-- Begin PROVIDED MATERIAL --
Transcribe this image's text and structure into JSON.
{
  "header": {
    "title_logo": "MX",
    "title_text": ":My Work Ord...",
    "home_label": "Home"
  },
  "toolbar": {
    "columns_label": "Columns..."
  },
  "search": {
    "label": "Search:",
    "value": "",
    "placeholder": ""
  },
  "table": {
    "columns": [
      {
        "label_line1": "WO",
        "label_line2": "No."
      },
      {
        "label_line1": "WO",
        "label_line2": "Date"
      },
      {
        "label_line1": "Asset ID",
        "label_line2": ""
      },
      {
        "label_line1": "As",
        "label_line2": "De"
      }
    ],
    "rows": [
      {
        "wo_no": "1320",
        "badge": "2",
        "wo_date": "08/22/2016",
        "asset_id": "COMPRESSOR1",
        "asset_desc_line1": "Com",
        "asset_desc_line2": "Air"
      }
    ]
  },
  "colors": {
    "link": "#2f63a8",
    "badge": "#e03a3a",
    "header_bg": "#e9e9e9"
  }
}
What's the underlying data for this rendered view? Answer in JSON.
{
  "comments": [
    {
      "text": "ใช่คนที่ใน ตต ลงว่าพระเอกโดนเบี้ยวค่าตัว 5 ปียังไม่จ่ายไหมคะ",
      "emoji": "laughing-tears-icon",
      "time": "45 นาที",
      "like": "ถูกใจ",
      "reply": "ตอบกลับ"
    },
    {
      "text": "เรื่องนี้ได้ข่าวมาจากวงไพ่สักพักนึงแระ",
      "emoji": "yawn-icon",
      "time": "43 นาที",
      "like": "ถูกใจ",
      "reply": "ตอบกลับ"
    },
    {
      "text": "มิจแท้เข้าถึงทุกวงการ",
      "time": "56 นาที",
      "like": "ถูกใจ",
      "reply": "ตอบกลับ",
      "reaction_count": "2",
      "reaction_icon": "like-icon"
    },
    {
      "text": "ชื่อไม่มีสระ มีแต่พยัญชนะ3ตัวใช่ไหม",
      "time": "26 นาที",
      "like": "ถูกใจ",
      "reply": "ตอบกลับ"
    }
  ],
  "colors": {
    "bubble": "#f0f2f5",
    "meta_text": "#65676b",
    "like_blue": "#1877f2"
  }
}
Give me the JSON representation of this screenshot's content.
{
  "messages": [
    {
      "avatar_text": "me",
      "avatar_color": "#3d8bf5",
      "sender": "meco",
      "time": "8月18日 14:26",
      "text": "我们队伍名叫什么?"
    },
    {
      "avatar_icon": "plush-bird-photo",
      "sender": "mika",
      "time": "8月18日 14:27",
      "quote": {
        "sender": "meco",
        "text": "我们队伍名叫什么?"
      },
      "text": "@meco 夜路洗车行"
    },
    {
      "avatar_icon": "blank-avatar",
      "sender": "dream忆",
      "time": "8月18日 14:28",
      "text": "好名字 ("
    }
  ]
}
-- End PROVIDED MATERIAL --
→ WHAT TO DO:
Return exactly the lines from the one containing "Give me the" to the last line of the data, and nothing more.

→ TASK SOLUTION:
Give me the JSON representation of this screenshot's content.
{
  "messages": [
    {
      "avatar_text": "me",
      "avatar_color": "#3d8bf5",
      "sender": "meco",
      "time": "8月18日 14:26",
      "text": "我们队伍名叫什么?"
    },
    {
      "avatar_icon": "plush-bird-photo",
      "sender": "mika",
      "time": "8月18日 14:27",
      "quote": {
        "sender": "meco",
        "text": "我们队伍名叫什么?"
      },
      "text": "@meco 夜路洗车行"
    },
    {
      "avatar_icon": "blank-avatar",
      "sender": "dream忆",
      "time": "8月18日 14:28",
      "text": "好名字 ("
    }
  ]
}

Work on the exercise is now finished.